**Exercise objective:**
Filter these entries so that only lines with the word "Rapid" remain.

**Supplied material:**
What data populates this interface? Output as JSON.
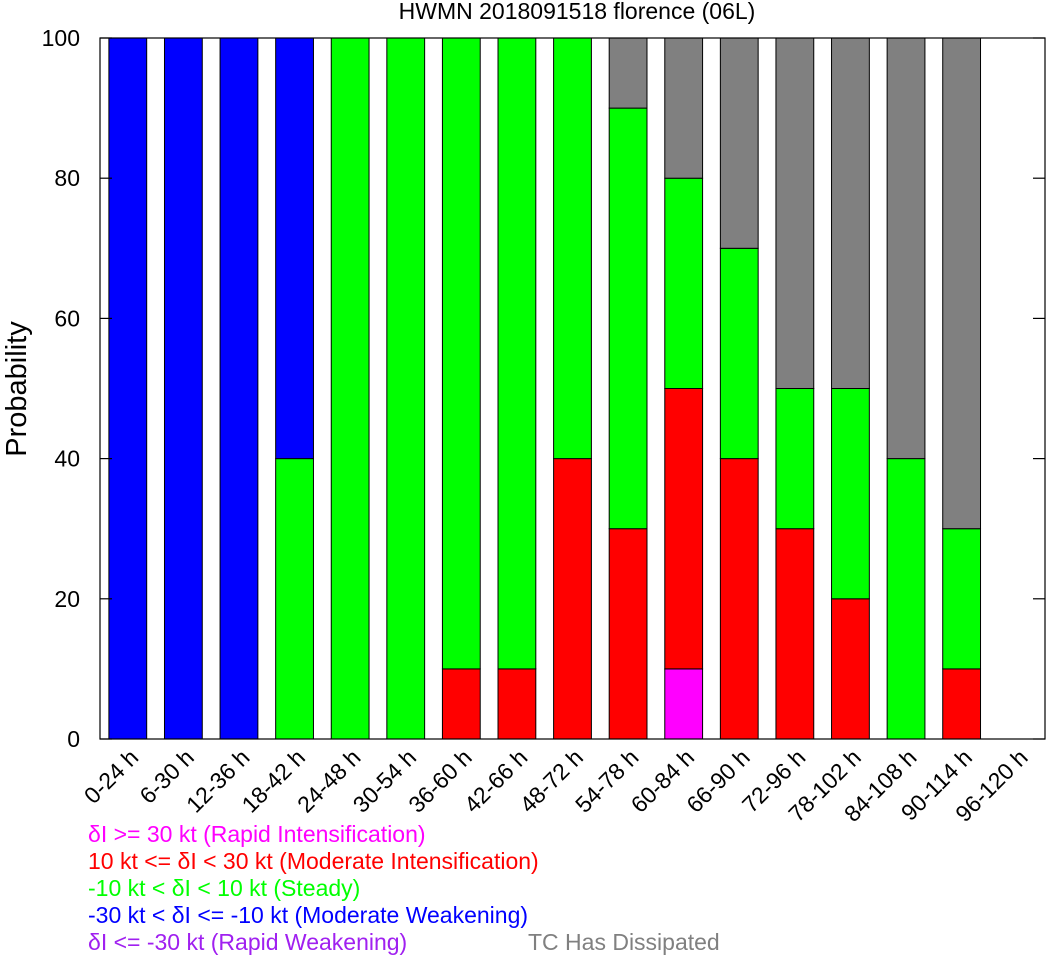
{
  "chart_data": {
    "type": "bar",
    "stacked": true,
    "title": "HWMN 2018091518 florence (06L)",
    "ylabel": "Probability",
    "xlabel": "",
    "ylim": [
      0,
      100
    ],
    "yticks": [
      0,
      20,
      40,
      60,
      80,
      100
    ],
    "categories": [
      "0-24 h",
      "6-30 h",
      "12-36 h",
      "18-42 h",
      "24-48 h",
      "30-54 h",
      "36-60 h",
      "42-66 h",
      "48-72 h",
      "54-78 h",
      "60-84 h",
      "66-90 h",
      "72-96 h",
      "78-102 h",
      "84-108 h",
      "90-114 h",
      "96-120 h"
    ],
    "series": [
      {
        "name": "δI >= 30 kt (Rapid Intensification)",
        "color": "#ff00ff",
        "values": [
          0,
          0,
          0,
          0,
          0,
          0,
          0,
          0,
          0,
          0,
          10,
          0,
          0,
          0,
          0,
          0,
          0
        ]
      },
      {
        "name": "10 kt <= δI < 30 kt (Moderate Intensification)",
        "color": "#ff0000",
        "values": [
          0,
          0,
          0,
          0,
          0,
          0,
          10,
          10,
          40,
          30,
          40,
          40,
          30,
          20,
          0,
          10,
          0
        ]
      },
      {
        "name": "-10 kt < δI < 10 kt (Steady)",
        "color": "#00ff00",
        "values": [
          0,
          0,
          0,
          40,
          100,
          100,
          90,
          90,
          60,
          60,
          30,
          30,
          20,
          30,
          40,
          20,
          0
        ]
      },
      {
        "name": "-30 kt < δI <= -10 kt (Moderate Weakening)",
        "color": "#0000ff",
        "values": [
          100,
          100,
          100,
          60,
          0,
          0,
          0,
          0,
          0,
          0,
          0,
          0,
          0,
          0,
          0,
          0,
          0
        ]
      },
      {
        "name": "δI <= -30 kt (Rapid Weakening)",
        "color": "#a020f0",
        "values": [
          0,
          0,
          0,
          0,
          0,
          0,
          0,
          0,
          0,
          0,
          0,
          0,
          0,
          0,
          0,
          0,
          0
        ]
      },
      {
        "name": "TC Has Dissipated",
        "color": "#808080",
        "values": [
          0,
          0,
          0,
          0,
          0,
          0,
          0,
          0,
          0,
          10,
          20,
          30,
          50,
          50,
          60,
          70,
          0
        ]
      }
    ],
    "legend": {
      "ri": {
        "prefix": "δ",
        "text": "I >= 30 kt (Rapid Intensification)",
        "color": "#ff00ff"
      },
      "mi": {
        "pre": "10 kt <= ",
        "prefix": "δ",
        "text": "I < 30 kt (Moderate Intensification)",
        "color": "#ff0000"
      },
      "steady": {
        "pre": "-10 kt < ",
        "prefix": "δ",
        "text": "I < 10 kt (Steady)",
        "color": "#00ff00"
      },
      "mw": {
        "pre": "-30 kt < ",
        "prefix": "δ",
        "text": "I <= -10 kt (Moderate Weakening)",
        "color": "#0000ff"
      },
      "rw": {
        "prefix": "δ",
        "text": "I <= -30 kt (Rapid Weakening)",
        "color": "#a020f0"
      },
      "dissipated": {
        "text": "TC Has Dissipated",
        "color": "#808080"
      }
    }
  }
}
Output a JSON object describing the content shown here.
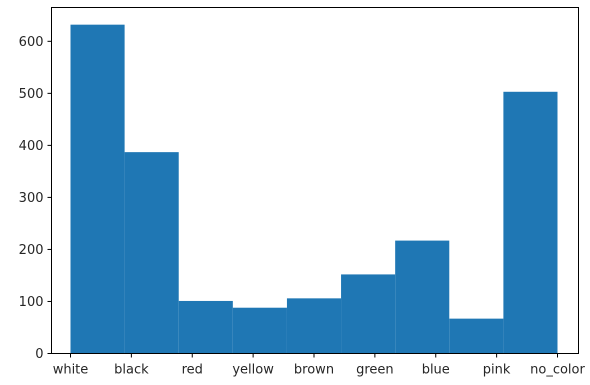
{
  "chart_data": {
    "type": "bar",
    "categories": [
      "white",
      "black",
      "red",
      "yellow",
      "brown",
      "green",
      "blue",
      "pink",
      "no_color"
    ],
    "values": [
      632,
      387,
      101,
      88,
      106,
      152,
      217,
      67,
      503
    ],
    "title": "",
    "xlabel": "",
    "ylabel": "",
    "ylim": [
      0,
      665
    ],
    "yticks": [
      0,
      100,
      200,
      300,
      400,
      500,
      600
    ],
    "ytick_labels": [
      "0",
      "100",
      "200",
      "300",
      "400",
      "500",
      "600"
    ],
    "grid": false,
    "legend": "none",
    "bar_color": "#1f77b4"
  }
}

**Exercise solution:**
        "name": "δI >= 30 kt (Rapid Intensification)",
        "name": "δI <= -30 kt (Rapid Weakening)",
        "text": "I >= 30 kt (Rapid Intensification)",
        "text": "I <= -30 kt (Rapid Weakening)",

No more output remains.